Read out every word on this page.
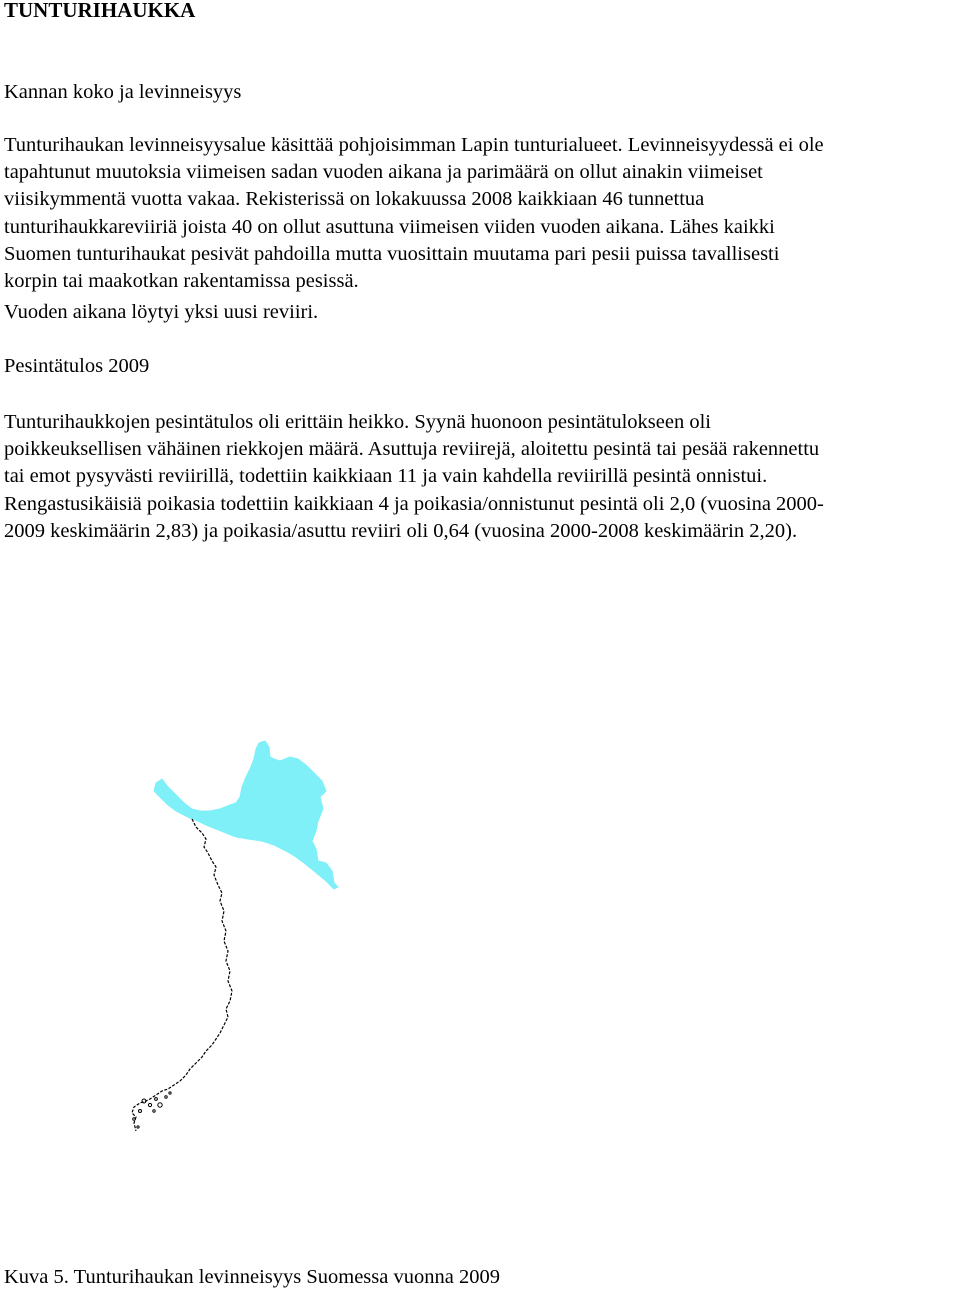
TUNTURIHAUKKA

Kannan koko ja levinneisyys

Tunturihaukan levinneisyysalue käsittää pohjoisimman Lapin tunturialueet. Levinneisyydessä ei ole
tapahtunut muutoksia viimeisen sadan vuoden aikana ja parimäärä on ollut ainakin viimeiset
viisikymmentä vuotta vakaa. Rekisterissä on lokakuussa 2008 kaikkiaan 46 tunnettua
tunturihaukkareviiriä joista 40 on ollut asuttuna viimeisen viiden vuoden aikana. Lähes kaikki
Suomen tunturihaukat pesivät pahdoilla mutta vuosittain muutama pari pesii puissa tavallisesti
korpin tai maakotkan rakentamissa pesissä.

Vuoden aikana löytyi yksi uusi reviiri.

Pesintätulos 2009

Tunturihaukkojen pesintätulos oli erittäin heikko. Syynä huonoon pesintätulokseen oli
poikkeuksellisen vähäinen riekkojen määrä. Asuttuja reviirejä, aloitettu pesintä tai pesää rakennettu
tai emot pysyvästi reviirillä, todettiin kaikkiaan 11 ja vain kahdella reviirillä pesintä onnistui.
Rengastusikäisiä poikasia todettiin kaikkiaan 4 ja poikasia/onnistunut pesintä oli 2,0 (vuosina 2000-
2009 keskimäärin 2,83) ja poikasia/asuttu reviiri oli 0,64 (vuosina 2000-2008 keskimäärin 2,20).

Kuva 5. Tunturihaukan levinneisyys Suomessa vuonna 2009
# # # #
Retype all entries exactly as they appear, dropping the images.

*The reply*.
Read out every word on this page.
TUNTURIHAUKKA

Kannan koko ja levinneisyys

Tunturihaukan levinneisyysalue käsittää pohjoisimman Lapin tunturialueet. Levinneisyydessä ei ole
tapahtunut muutoksia viimeisen sadan vuoden aikana ja parimäärä on ollut ainakin viimeiset
viisikymmentä vuotta vakaa. Rekisterissä on lokakuussa 2008 kaikkiaan 46 tunnettua
tunturihaukkareviiriä joista 40 on ollut asuttuna viimeisen viiden vuoden aikana. Lähes kaikki
Suomen tunturihaukat pesivät pahdoilla mutta vuosittain muutama pari pesii puissa tavallisesti
korpin tai maakotkan rakentamissa pesissä.

Vuoden aikana löytyi yksi uusi reviiri.

Pesintätulos 2009

Tunturihaukkojen pesintätulos oli erittäin heikko. Syynä huonoon pesintätulokseen oli
poikkeuksellisen vähäinen riekkojen määrä. Asuttuja reviirejä, aloitettu pesintä tai pesää rakennettu
tai emot pysyvästi reviirillä, todettiin kaikkiaan 11 ja vain kahdella reviirillä pesintä onnistui.
Rengastusikäisiä poikasia todettiin kaikkiaan 4 ja poikasia/onnistunut pesintä oli 2,0 (vuosina 2000-
2009 keskimäärin 2,83) ja poikasia/asuttu reviiri oli 0,64 (vuosina 2000-2008 keskimäärin 2,20).

Kuva 5. Tunturihaukan levinneisyys Suomessa vuonna 2009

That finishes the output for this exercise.